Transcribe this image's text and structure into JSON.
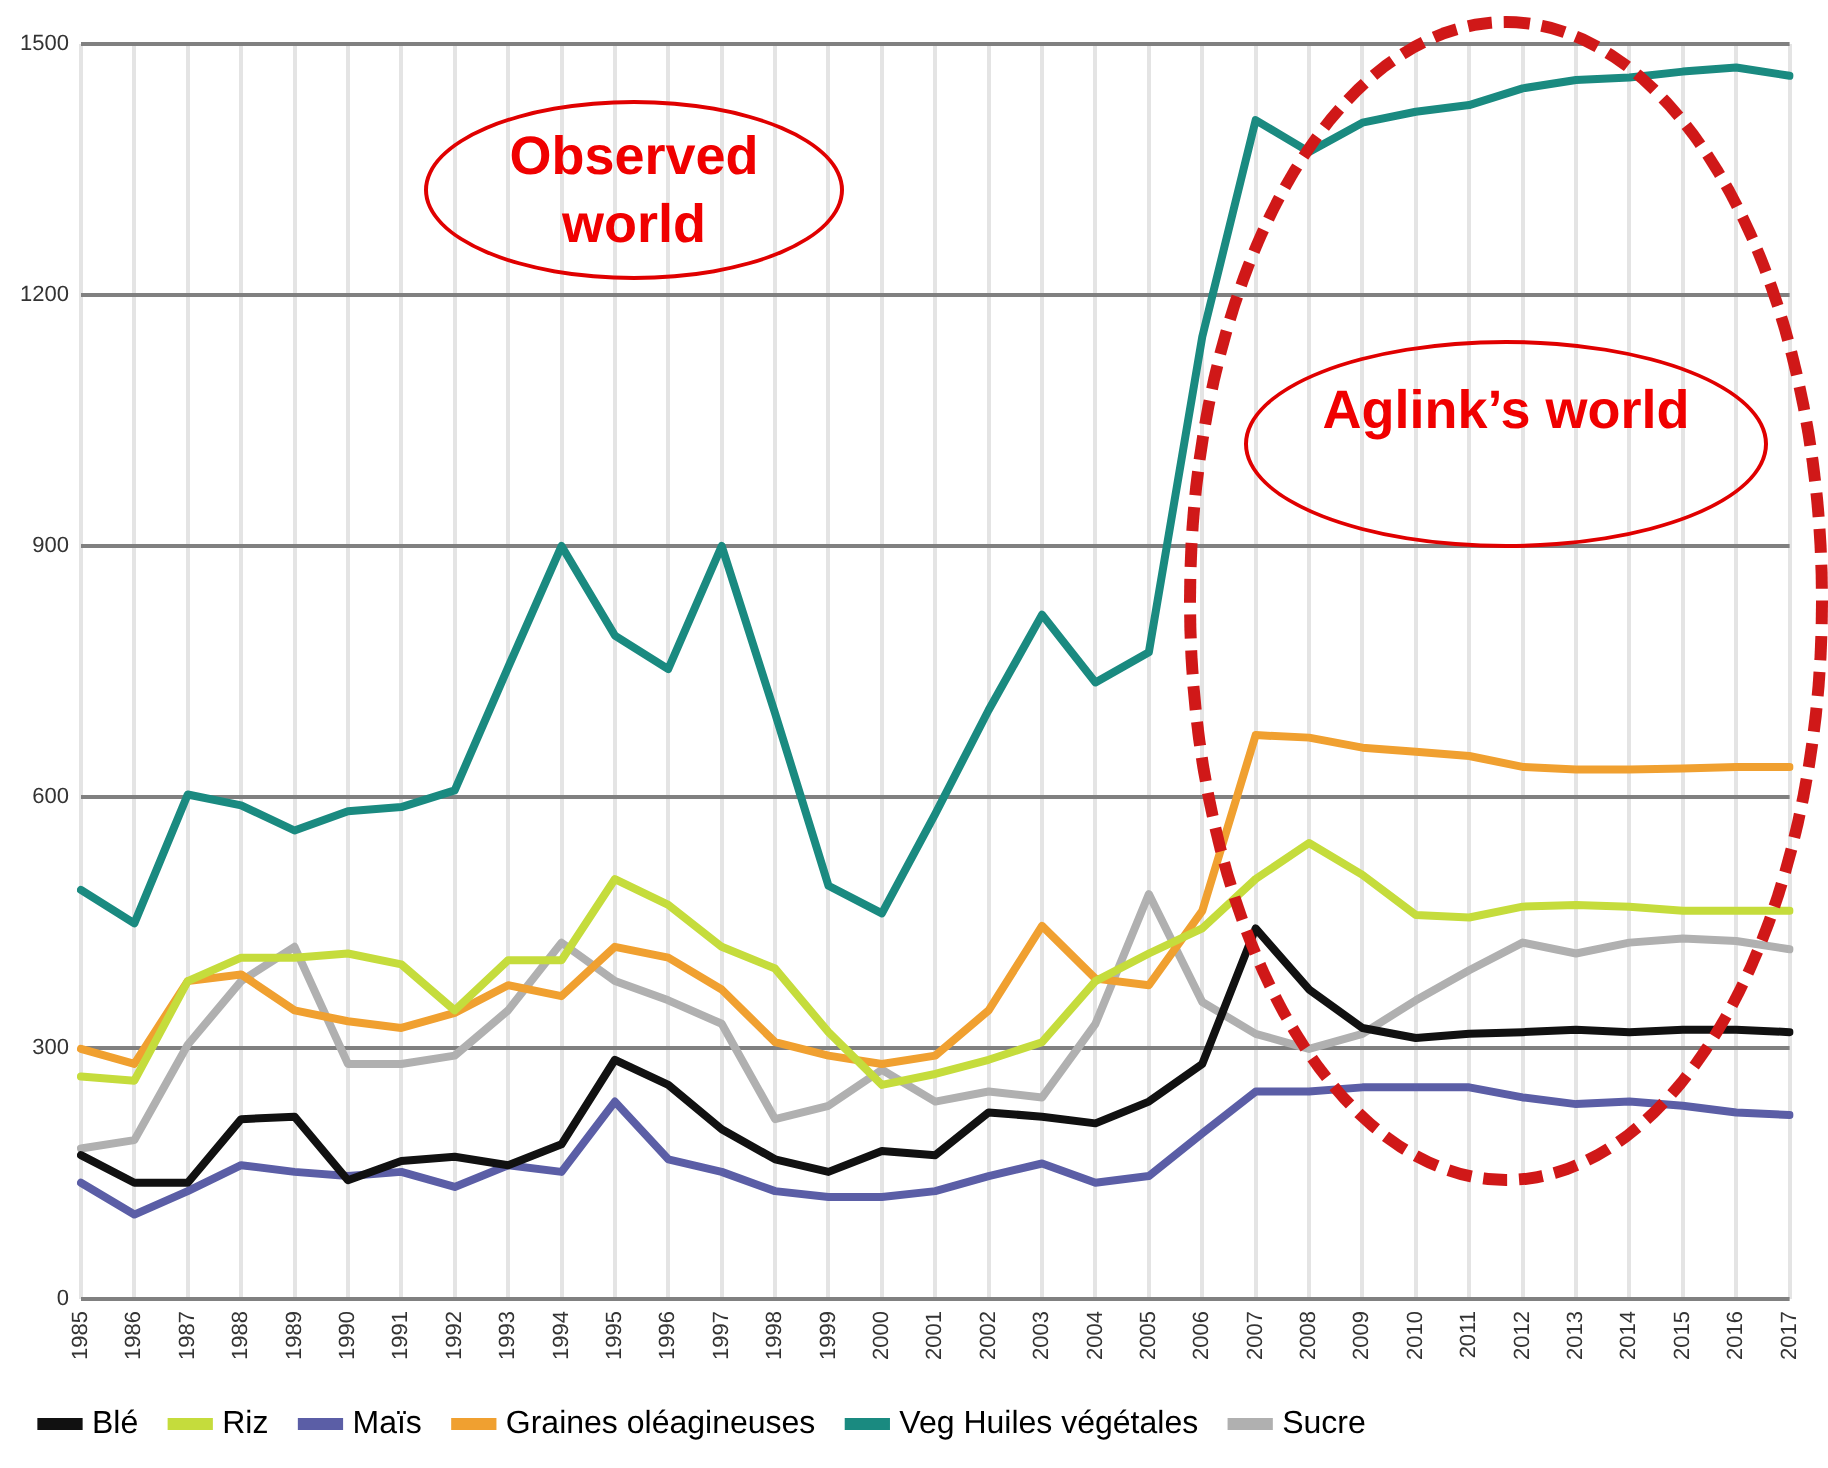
{
  "chart_data": {
    "type": "line",
    "categories": [
      "1985",
      "1986",
      "1987",
      "1988",
      "1989",
      "1990",
      "1991",
      "1992",
      "1993",
      "1994",
      "1995",
      "1996",
      "1997",
      "1998",
      "1999",
      "2000",
      "2001",
      "2002",
      "2003",
      "2004",
      "2005",
      "2006",
      "2007",
      "2008",
      "2009",
      "2010",
      "2011",
      "2012",
      "2013",
      "2014",
      "2015",
      "2016",
      "2017"
    ],
    "series": [
      {
        "name": "Blé",
        "color": "#111111",
        "values": [
          172,
          139,
          139,
          215,
          218,
          142,
          165,
          170,
          160,
          185,
          286,
          256,
          203,
          167,
          152,
          177,
          172,
          223,
          218,
          210,
          236,
          281,
          443,
          370,
          324,
          312,
          317,
          319,
          322,
          319,
          322,
          322,
          319
        ]
      },
      {
        "name": "Riz",
        "color": "#c5dc3c",
        "values": [
          266,
          261,
          380,
          408,
          408,
          413,
          400,
          345,
          405,
          405,
          502,
          471,
          421,
          395,
          319,
          256,
          269,
          286,
          307,
          380,
          413,
          443,
          502,
          545,
          507,
          459,
          456,
          469,
          471,
          469,
          464,
          464,
          464
        ]
      },
      {
        "name": "Maïs",
        "color": "#5b5ea6",
        "values": [
          139,
          101,
          129,
          160,
          152,
          147,
          152,
          134,
          160,
          152,
          236,
          167,
          152,
          129,
          122,
          122,
          129,
          147,
          162,
          139,
          147,
          198,
          248,
          248,
          253,
          253,
          253,
          241,
          233,
          236,
          231,
          223,
          220
        ]
      },
      {
        "name": "Graines oléagineuses",
        "color": "#f0a030",
        "values": [
          299,
          281,
          380,
          388,
          345,
          332,
          324,
          342,
          375,
          362,
          421,
          408,
          370,
          307,
          291,
          281,
          291,
          345,
          446,
          383,
          375,
          464,
          674,
          671,
          659,
          654,
          649,
          636,
          633,
          633,
          634,
          636,
          636
        ]
      },
      {
        "name": "Veg Huiles végétales",
        "color": "#1a8a80",
        "values": [
          489,
          449,
          603,
          590,
          560,
          583,
          588,
          608,
          755,
          900,
          793,
          753,
          900,
          700,
          494,
          461,
          580,
          704,
          818,
          737,
          773,
          1150,
          1409,
          1371,
          1406,
          1419,
          1427,
          1447,
          1457,
          1460,
          1467,
          1472,
          1462
        ]
      },
      {
        "name": "Sucre",
        "color": "#b0b0b0",
        "values": [
          180,
          190,
          304,
          380,
          421,
          281,
          281,
          291,
          345,
          426,
          380,
          357,
          329,
          215,
          231,
          274,
          236,
          248,
          241,
          329,
          484,
          355,
          317,
          299,
          317,
          357,
          393,
          426,
          413,
          426,
          431,
          428,
          418
        ]
      }
    ],
    "ylim": [
      0,
      1500
    ],
    "yticks": [
      0,
      300,
      600,
      900,
      1200,
      1500
    ],
    "grid": true,
    "legend": "bottom",
    "marker": "none",
    "line_style": "solid",
    "annotations": [
      "Observed world",
      "Aglink’s world"
    ]
  }
}
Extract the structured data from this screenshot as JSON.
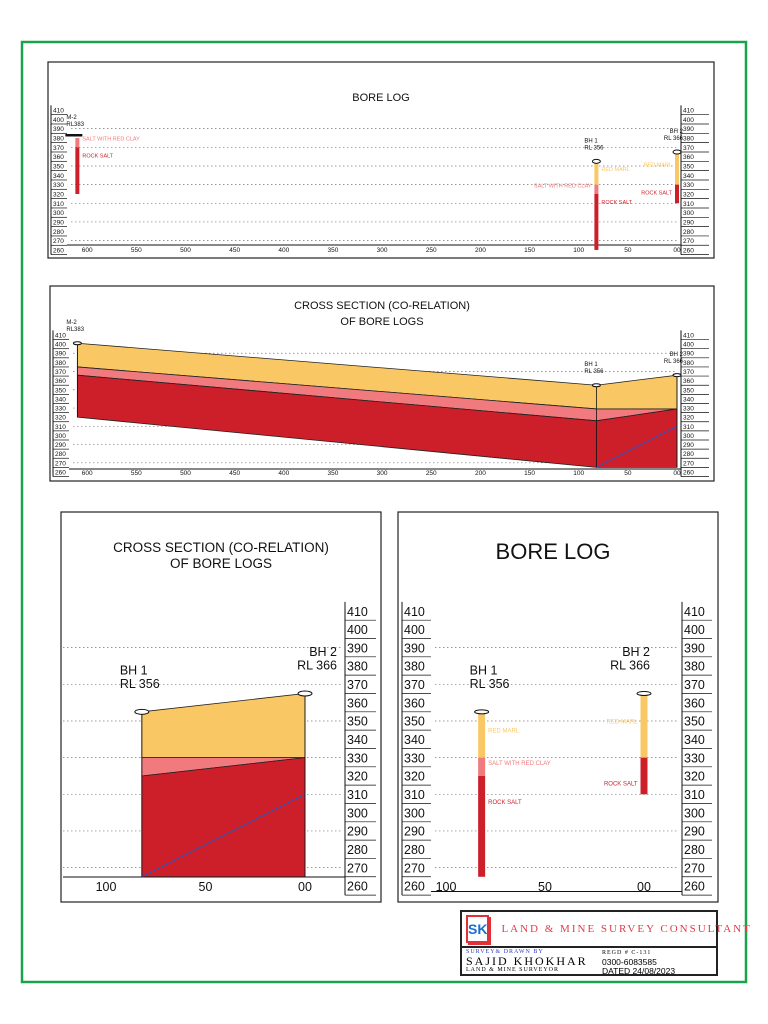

__What you are asked to do__. Which lines contain "JSON"? Copy each of them out.

__Task output__.
Transcribe this image's text and structure into JSON.
Extract the structured data from this screenshot as JSON.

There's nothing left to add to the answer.